▸ Stated goal
Print the full listing exactly.
• • •
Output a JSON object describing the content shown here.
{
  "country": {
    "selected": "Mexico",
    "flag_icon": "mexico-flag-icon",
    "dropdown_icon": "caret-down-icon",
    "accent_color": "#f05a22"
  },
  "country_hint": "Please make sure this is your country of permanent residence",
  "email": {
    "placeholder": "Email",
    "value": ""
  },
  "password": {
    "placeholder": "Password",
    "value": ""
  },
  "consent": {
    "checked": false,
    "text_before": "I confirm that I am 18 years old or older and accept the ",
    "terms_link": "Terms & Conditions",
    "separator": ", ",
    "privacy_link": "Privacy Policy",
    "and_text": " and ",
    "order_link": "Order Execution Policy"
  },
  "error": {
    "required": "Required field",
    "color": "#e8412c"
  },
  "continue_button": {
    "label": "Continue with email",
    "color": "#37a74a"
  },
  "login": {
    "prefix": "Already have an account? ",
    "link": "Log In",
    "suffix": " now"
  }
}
• • •
▸ Right answer
Output a JSON object describing the content shown here.
{
  "country": {
    "selected": "Mexico",
    "flag_icon": "mexico-flag-icon",
    "dropdown_icon": "caret-down-icon",
    "accent_color": "#f05a22"
  },
  "country_hint": "Please make sure this is your country of permanent residence",
  "email": {
    "placeholder": "Email",
    "value": ""
  },
  "password": {
    "placeholder": "Password",
    "value": ""
  },
  "consent": {
    "checked": false,
    "text_before": "I confirm that I am 18 years old or older and accept the ",
    "terms_link": "Terms & Conditions",
    "separator": ", ",
    "privacy_link": "Privacy Policy",
    "and_text": " and ",
    "order_link": "Order Execution Policy"
  },
  "error": {
    "required": "Required field",
    "color": "#e8412c"
  },
  "continue_button": {
    "label": "Continue with email",
    "color": "#37a74a"
  },
  "login": {
    "prefix": "Already have an account? ",
    "link": "Log In",
    "suffix": " now"
  }
}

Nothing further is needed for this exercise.